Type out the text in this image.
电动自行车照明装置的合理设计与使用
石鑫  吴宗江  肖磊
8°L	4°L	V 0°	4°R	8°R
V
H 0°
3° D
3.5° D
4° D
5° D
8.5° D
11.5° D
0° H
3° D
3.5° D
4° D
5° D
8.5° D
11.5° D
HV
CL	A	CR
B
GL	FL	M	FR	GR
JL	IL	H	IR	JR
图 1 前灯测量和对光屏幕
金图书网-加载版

____________

**What is expected**:
Repeat each record exactly, leaving nothing out.

**Completed task**:
Type out the text in this image.
电动自行车照明装置的合理设计与使用
石鑫  吴宗江  肖磊
8°L	4°L	V 0°	4°R	8°R
V
H 0°
3° D
3.5° D
4° D
5° D
8.5° D
11.5° D
0° H
3° D
3.5° D
4° D
5° D
8.5° D
11.5° D
HV
CL	A	CR
B
GL	FL	M	FR	GR
JL	IL	H	IR	JR
图 1 前灯测量和对光屏幕
金图书网-加载版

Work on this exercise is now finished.